CHALLENGE:
Using the data beneath, show every line that includes the word "Thickness".
-- Start of DATA FOR PROCESSING --
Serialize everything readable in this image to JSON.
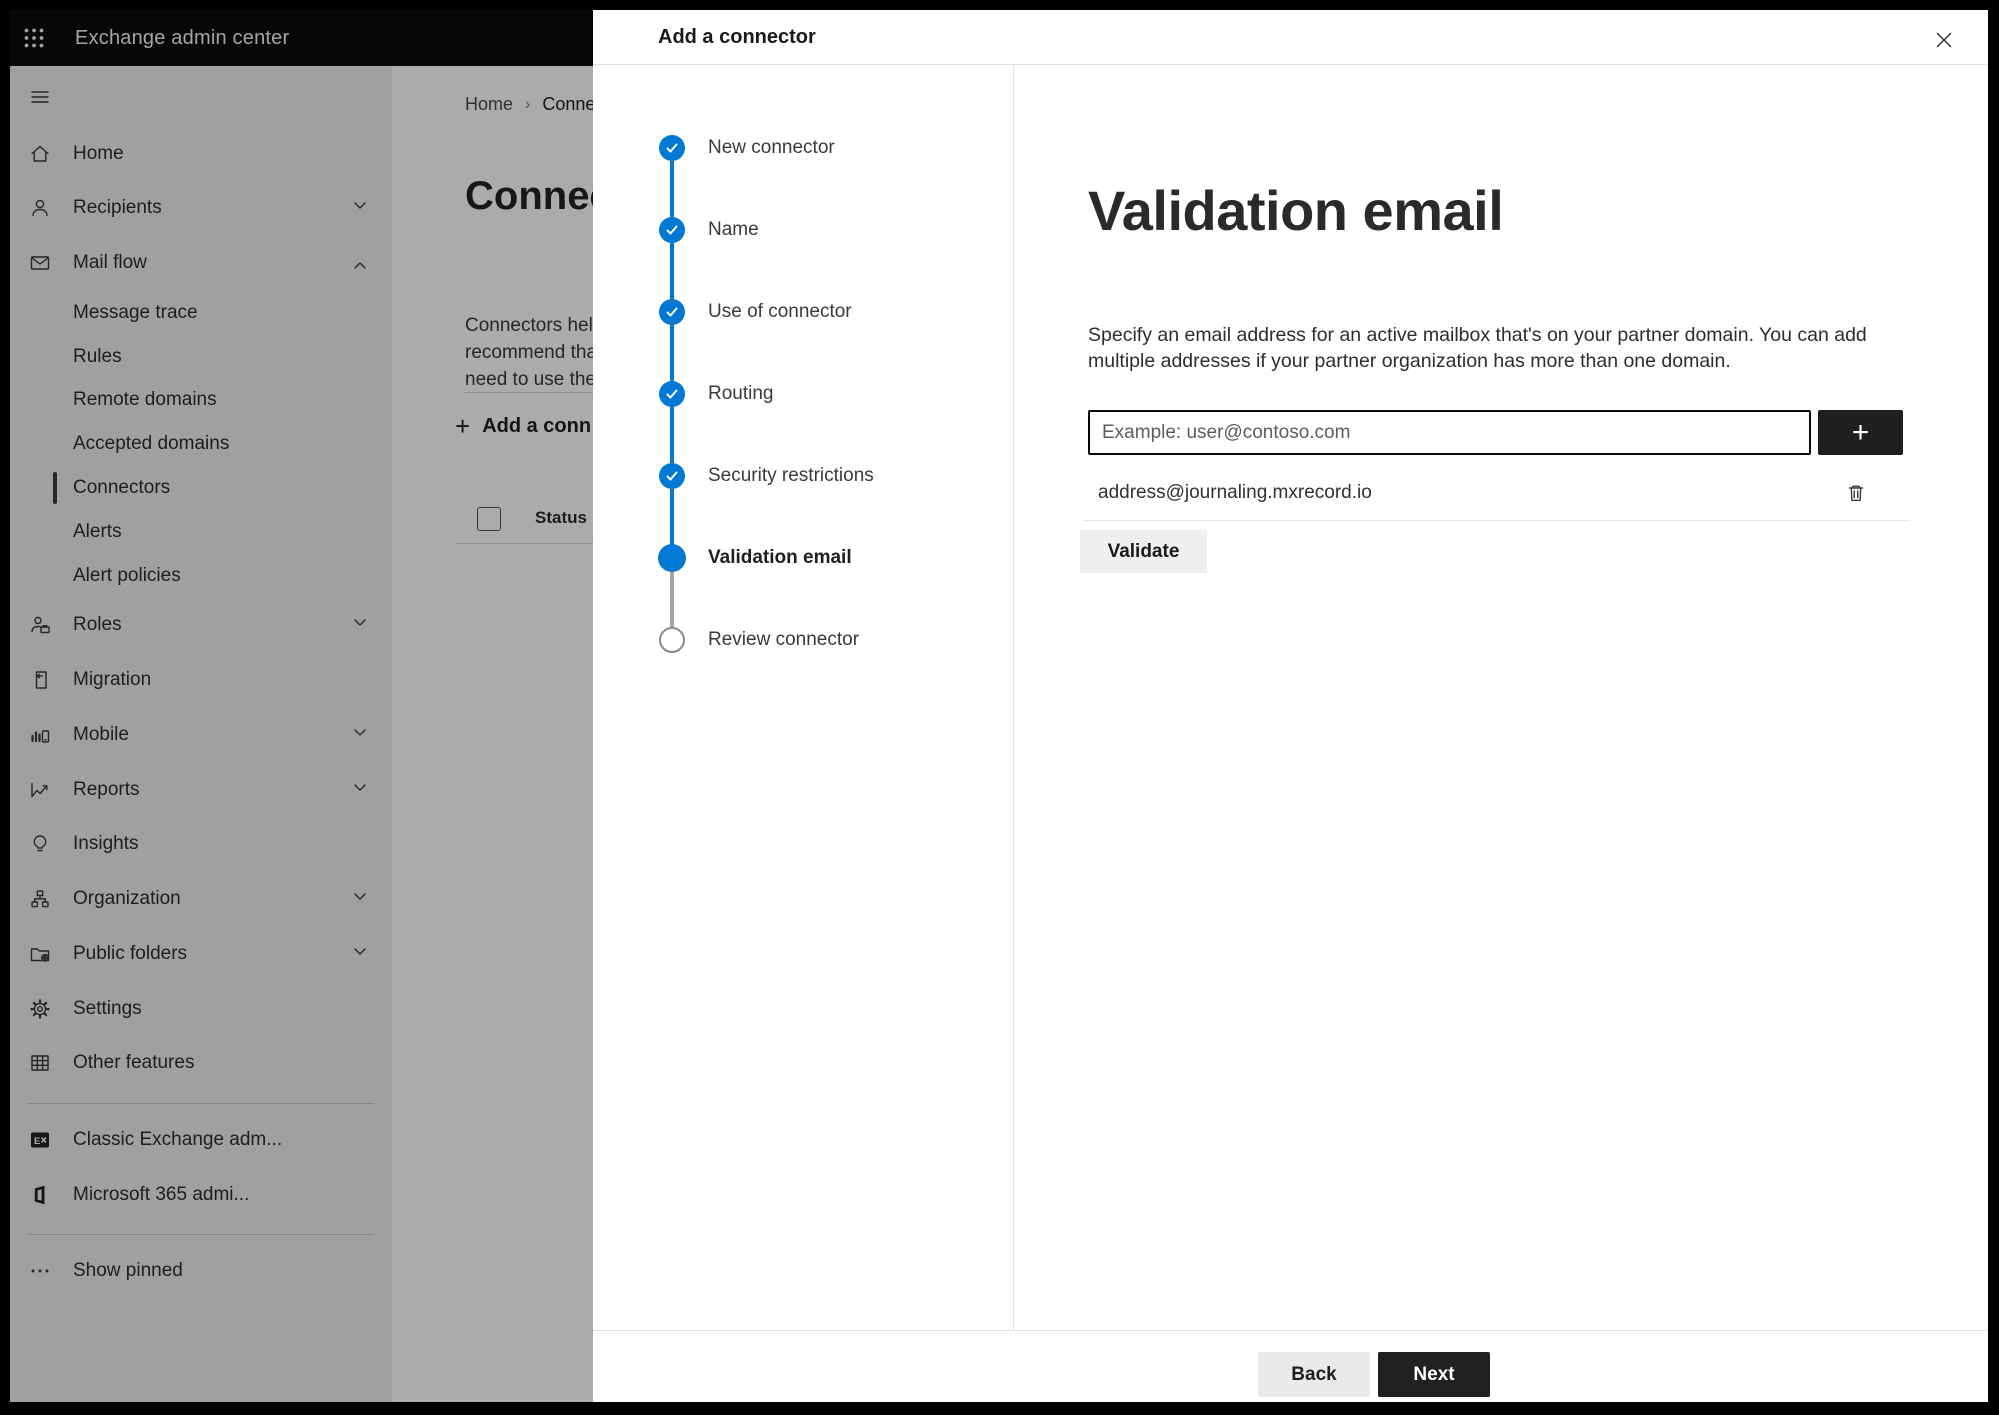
{
  "app_bar": {
    "title": "Exchange admin center"
  },
  "sidebar": {
    "items": [
      {
        "label": "Home",
        "icon": "home-icon"
      },
      {
        "label": "Recipients",
        "icon": "person-icon",
        "chevron": "down"
      },
      {
        "label": "Mail flow",
        "icon": "mail-icon",
        "chevron": "up",
        "expanded": true
      },
      {
        "label": "Message trace",
        "sub": true
      },
      {
        "label": "Rules",
        "sub": true
      },
      {
        "label": "Remote domains",
        "sub": true
      },
      {
        "label": "Accepted domains",
        "sub": true
      },
      {
        "label": "Connectors",
        "sub": true,
        "selected": true
      },
      {
        "label": "Alerts",
        "sub": true
      },
      {
        "label": "Alert policies",
        "sub": true
      },
      {
        "label": "Roles",
        "icon": "roles-icon",
        "chevron": "down"
      },
      {
        "label": "Migration",
        "icon": "migration-icon"
      },
      {
        "label": "Mobile",
        "icon": "mobile-icon",
        "chevron": "down"
      },
      {
        "label": "Reports",
        "icon": "reports-icon",
        "chevron": "down"
      },
      {
        "label": "Insights",
        "icon": "lightbulb-icon"
      },
      {
        "label": "Organization",
        "icon": "org-chart-icon",
        "chevron": "down"
      },
      {
        "label": "Public folders",
        "icon": "folder-globe-icon",
        "chevron": "down"
      },
      {
        "label": "Settings",
        "icon": "gear-icon"
      },
      {
        "label": "Other features",
        "icon": "table-grid-icon"
      }
    ],
    "footer_items": [
      {
        "label": "Classic Exchange adm...",
        "icon": "exchange-logo-icon"
      },
      {
        "label": "Microsoft 365 admi...",
        "icon": "office-logo-icon"
      }
    ],
    "show_pinned": "Show pinned"
  },
  "page": {
    "breadcrumb": {
      "home": "Home",
      "current": "Conne"
    },
    "title": "Connec",
    "intro_lines": [
      "Connectors help",
      "recommend tha",
      "need to use ther"
    ],
    "add_connector_button": "Add a conn",
    "table": {
      "status_column": "Status"
    }
  },
  "wizard": {
    "title": "Add a connector",
    "steps": [
      {
        "label": "New connector",
        "state": "complete"
      },
      {
        "label": "Name",
        "state": "complete"
      },
      {
        "label": "Use of connector",
        "state": "complete"
      },
      {
        "label": "Routing",
        "state": "complete"
      },
      {
        "label": "Security restrictions",
        "state": "complete"
      },
      {
        "label": "Validation email",
        "state": "current"
      },
      {
        "label": "Review connector",
        "state": "upcoming"
      }
    ]
  },
  "panel": {
    "heading": "Validation email",
    "description": "Specify an email address for an active mailbox that's on your partner domain. You can add multiple addresses if your partner organization has more than one domain.",
    "email_input": {
      "value": "",
      "placeholder": "Example: user@contoso.com"
    },
    "add_address_button": "+",
    "addresses": [
      "address@journaling.mxrecord.io"
    ],
    "validate_button": "Validate",
    "back_button": "Back",
    "next_button": "Next"
  },
  "colors": {
    "accent": "#0078d4",
    "app_bar": "#0c0c0c",
    "primary_button": "#212121",
    "input_border": "#0b0b0b"
  }
}
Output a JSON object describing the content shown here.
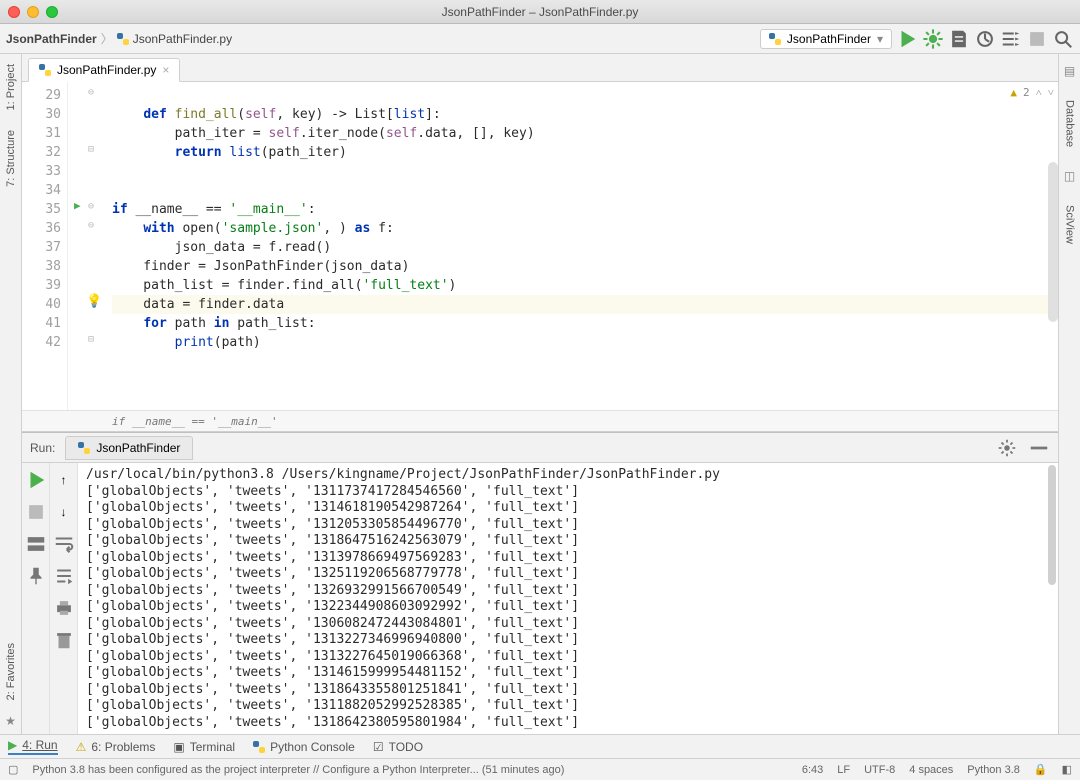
{
  "window": {
    "title": "JsonPathFinder – JsonPathFinder.py"
  },
  "breadcrumb": {
    "project": "JsonPathFinder",
    "file": "JsonPathFinder.py"
  },
  "run_config": {
    "name": "JsonPathFinder"
  },
  "editor": {
    "tab": "JsonPathFinder.py",
    "warn_count": "2",
    "context_crumb": "if __name__ == '__main__'",
    "line_numbers": [
      "29",
      "30",
      "31",
      "32",
      "33",
      "34",
      "35",
      "36",
      "37",
      "38",
      "39",
      "40",
      "41",
      "42"
    ],
    "highlight_line": "40"
  },
  "code": {
    "l29": "",
    "l30_def": "def ",
    "l30_fn": "find_all",
    "l30_mid": "(",
    "l30_self": "self",
    "l30_rest": ", key) -> List[",
    "l30_list": "list",
    "l30_end": "]:",
    "l31_a": "        path_iter = ",
    "l31_self": "self",
    "l31_b": ".iter_node(",
    "l31_self2": "self",
    "l31_c": ".data, [], key)",
    "l32_a": "        ",
    "l32_ret": "return ",
    "l32_list": "list",
    "l32_b": "(path_iter)",
    "l33": "",
    "l34": "",
    "l35_if": "if ",
    "l35_a": "__name__ == ",
    "l35_s": "'__main__'",
    "l35_b": ":",
    "l36_a": "    ",
    "l36_with": "with ",
    "l36_open": "open(",
    "l36_s": "'sample.json'",
    "l36_b": ", ) ",
    "l36_as": "as ",
    "l36_c": "f:",
    "l37": "        json_data = f.read()",
    "l38": "    finder = JsonPathFinder(json_data)",
    "l39_a": "    path_list = finder.find_all(",
    "l39_s": "'full_text'",
    "l39_b": ")",
    "l40": "    data = finder.data",
    "l41_a": "    ",
    "l41_for": "for ",
    "l41_b": "path ",
    "l41_in": "in ",
    "l41_c": "path_list:",
    "l42_a": "        ",
    "l42_print": "print",
    "l42_b": "(path)"
  },
  "run": {
    "label": "Run:",
    "tab": "JsonPathFinder",
    "cmd": "/usr/local/bin/python3.8 /Users/kingname/Project/JsonPathFinder/JsonPathFinder.py",
    "rows": [
      "['globalObjects', 'tweets', '1311737417284546560', 'full_text']",
      "['globalObjects', 'tweets', '1314618190542987264', 'full_text']",
      "['globalObjects', 'tweets', '1312053305854496770', 'full_text']",
      "['globalObjects', 'tweets', '1318647516242563079', 'full_text']",
      "['globalObjects', 'tweets', '1313978669497569283', 'full_text']",
      "['globalObjects', 'tweets', '1325119206568779778', 'full_text']",
      "['globalObjects', 'tweets', '1326932991566700549', 'full_text']",
      "['globalObjects', 'tweets', '1322344908603092992', 'full_text']",
      "['globalObjects', 'tweets', '1306082472443084801', 'full_text']",
      "['globalObjects', 'tweets', '1313227346996940800', 'full_text']",
      "['globalObjects', 'tweets', '1313227645019066368', 'full_text']",
      "['globalObjects', 'tweets', '1314615999954481152', 'full_text']",
      "['globalObjects', 'tweets', '1318643355801251841', 'full_text']",
      "['globalObjects', 'tweets', '1311882052992528385', 'full_text']",
      "['globalObjects', 'tweets', '1318642380595801984', 'full_text']"
    ]
  },
  "bottom_tabs": {
    "run": "4: Run",
    "problems": "6: Problems",
    "terminal": "Terminal",
    "pyconsole": "Python Console",
    "todo": "TODO"
  },
  "left_tabs": {
    "project": "1: Project",
    "structure": "7: Structure"
  },
  "lfav": {
    "fav": "2: Favorites"
  },
  "right_tabs": {
    "database": "Database",
    "sciview": "SciView"
  },
  "status": {
    "msg": "Python 3.8 has been configured as the project interpreter // Configure a Python Interpreter... (51 minutes ago)",
    "pos": "6:43",
    "lf": "LF",
    "enc": "UTF-8",
    "indent": "4 spaces",
    "py": "Python 3.8"
  }
}
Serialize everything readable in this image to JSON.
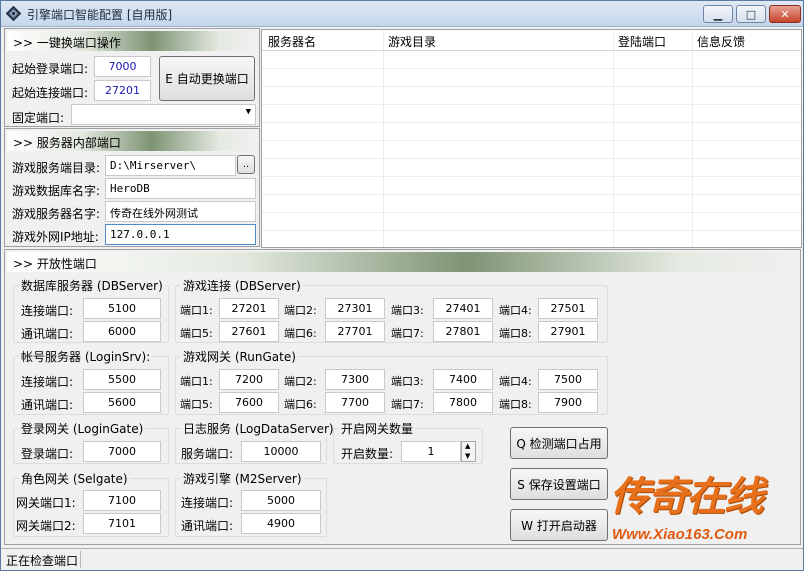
{
  "window": {
    "title": "引擎端口智能配置 [自用版]",
    "buttons": {
      "minimize": "▁",
      "maximize": "□",
      "close": "✕"
    }
  },
  "quick_switch": {
    "header": ">> 一键换端口操作",
    "start_login_label": "起始登录端口:",
    "start_login_value": "7000",
    "start_connect_label": "起始连接端口:",
    "start_connect_value": "27201",
    "auto_button": "E 自动更换端口",
    "fixed_label": "固定端口:",
    "fixed_value": ""
  },
  "internal": {
    "header": ">> 服务器内部端口",
    "dir_label": "游戏服务端目录:",
    "dir_value": "D:\\Mirserver\\",
    "browse_label": "..",
    "db_label": "游戏数据库名字:",
    "db_value": "HeroDB",
    "name_label": "游戏服务器名字:",
    "name_value": "传奇在线外网测试",
    "ip_label": "游戏外网IP地址:",
    "ip_value": "127.0.0.1"
  },
  "server_list": {
    "columns": [
      "服务器名",
      "游戏目录",
      "登陆端口",
      "信息反馈"
    ]
  },
  "open_ports": {
    "header": ">> 开放性端口",
    "dbserver": {
      "title": "数据库服务器 (DBServer)",
      "connect_label": "连接端口:",
      "connect_value": "5100",
      "comm_label": "通讯端口:",
      "comm_value": "6000"
    },
    "loginsrv": {
      "title": "帐号服务器 (LoginSrv):",
      "connect_label": "连接端口:",
      "connect_value": "5500",
      "comm_label": "通讯端口:",
      "comm_value": "5600"
    },
    "logingate": {
      "title": "登录网关 (LoginGate)",
      "login_label": "登录端口:",
      "login_value": "7000"
    },
    "selgate": {
      "title": "角色网关 (Selgate)",
      "gate1_label": "网关端口1:",
      "gate1_value": "7100",
      "gate2_label": "网关端口2:",
      "gate2_value": "7101"
    },
    "db_connect": {
      "title": "游戏连接 (DBServer)",
      "ports": [
        {
          "label": "端口1:",
          "value": "27201"
        },
        {
          "label": "端口2:",
          "value": "27301"
        },
        {
          "label": "端口3:",
          "value": "27401"
        },
        {
          "label": "端口4:",
          "value": "27501"
        },
        {
          "label": "端口5:",
          "value": "27601"
        },
        {
          "label": "端口6:",
          "value": "27701"
        },
        {
          "label": "端口7:",
          "value": "27801"
        },
        {
          "label": "端口8:",
          "value": "27901"
        }
      ]
    },
    "rungate": {
      "title": "游戏网关 (RunGate)",
      "ports": [
        {
          "label": "端口1:",
          "value": "7200"
        },
        {
          "label": "端口2:",
          "value": "7300"
        },
        {
          "label": "端口3:",
          "value": "7400"
        },
        {
          "label": "端口4:",
          "value": "7500"
        },
        {
          "label": "端口5:",
          "value": "7600"
        },
        {
          "label": "端口6:",
          "value": "7700"
        },
        {
          "label": "端口7:",
          "value": "7800"
        },
        {
          "label": "端口8:",
          "value": "7900"
        }
      ]
    },
    "logdata": {
      "title": "日志服务 (LogDataServer)",
      "service_label": "服务端口:",
      "service_value": "10000"
    },
    "gate_count": {
      "title": "开启网关数量",
      "count_label": "开启数量:",
      "count_value": "1"
    },
    "m2server": {
      "title": "游戏引擎 (M2Server)",
      "connect_label": "连接端口:",
      "connect_value": "5000",
      "comm_label": "通讯端口:",
      "comm_value": "4900"
    }
  },
  "actions": {
    "check": "Q 检测端口占用",
    "save": "S 保存设置端口",
    "launcher": "W 打开启动器"
  },
  "watermark": {
    "text": "传奇在线",
    "url": "Www.Xiao163.Com"
  },
  "status_bar": {
    "text": "正在检查端口"
  }
}
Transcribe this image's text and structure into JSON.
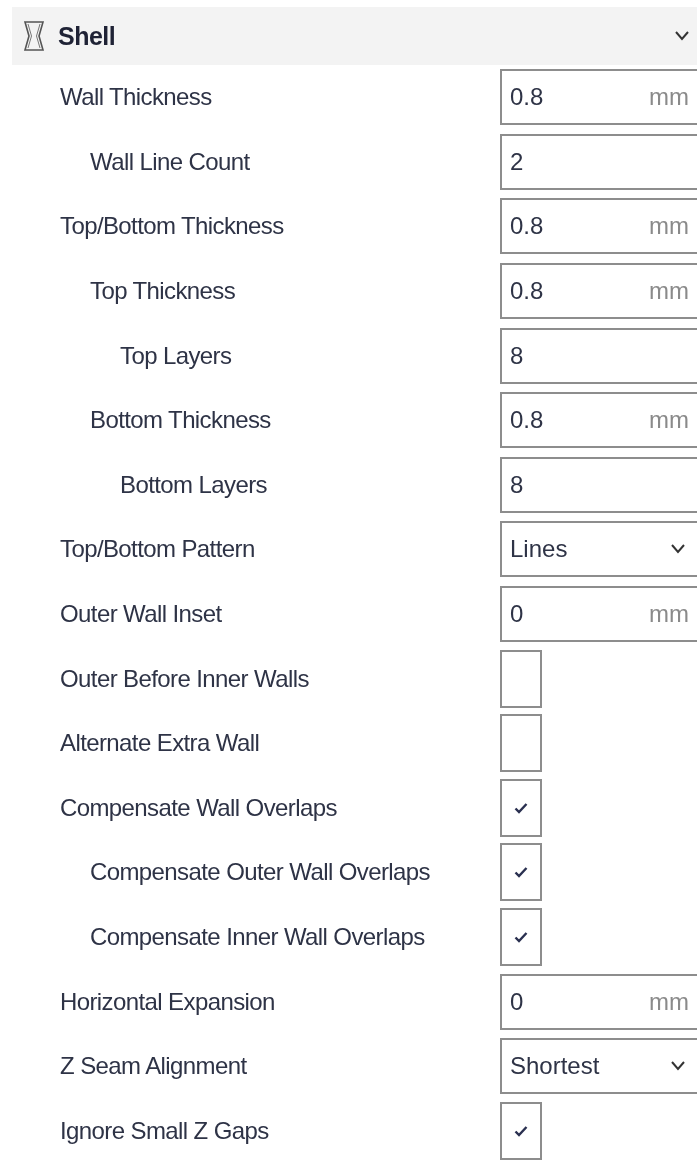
{
  "section": {
    "title": "Shell",
    "expanded": true
  },
  "settings": [
    {
      "label": "Wall Thickness",
      "kind": "number",
      "value": "0.8",
      "unit": "mm",
      "children": [
        {
          "label": "Wall Line Count",
          "kind": "number",
          "value": "2"
        }
      ]
    },
    {
      "label": "Top/Bottom Thickness",
      "kind": "number",
      "value": "0.8",
      "unit": "mm",
      "children": [
        {
          "label": "Top Thickness",
          "kind": "number",
          "value": "0.8",
          "unit": "mm",
          "children": [
            {
              "label": "Top Layers",
              "kind": "number",
              "value": "8"
            }
          ]
        },
        {
          "label": "Bottom Thickness",
          "kind": "number",
          "value": "0.8",
          "unit": "mm",
          "children": [
            {
              "label": "Bottom Layers",
              "kind": "number",
              "value": "8"
            }
          ]
        }
      ]
    },
    {
      "label": "Top/Bottom Pattern",
      "kind": "select",
      "value": "Lines"
    },
    {
      "label": "Outer Wall Inset",
      "kind": "number",
      "value": "0",
      "unit": "mm"
    },
    {
      "label": "Outer Before Inner Walls",
      "kind": "checkbox",
      "checked": false
    },
    {
      "label": "Alternate Extra Wall",
      "kind": "checkbox",
      "checked": false
    },
    {
      "label": "Compensate Wall Overlaps",
      "kind": "checkbox",
      "checked": true,
      "children": [
        {
          "label": "Compensate Outer Wall Overlaps",
          "kind": "checkbox",
          "checked": true
        },
        {
          "label": "Compensate Inner Wall Overlaps",
          "kind": "checkbox",
          "checked": true
        }
      ]
    },
    {
      "label": "Horizontal Expansion",
      "kind": "number",
      "value": "0",
      "unit": "mm"
    },
    {
      "label": "Z Seam Alignment",
      "kind": "select",
      "value": "Shortest"
    },
    {
      "label": "Ignore Small Z Gaps",
      "kind": "checkbox",
      "checked": true
    }
  ]
}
-- End of DATA FOR PROCESSING --
WRITTEN SOLUTION:
      "label": "Wall Thickness",
      "label": "Top/Bottom Thickness",
          "label": "Top Thickness",
          "label": "Bottom Thickness",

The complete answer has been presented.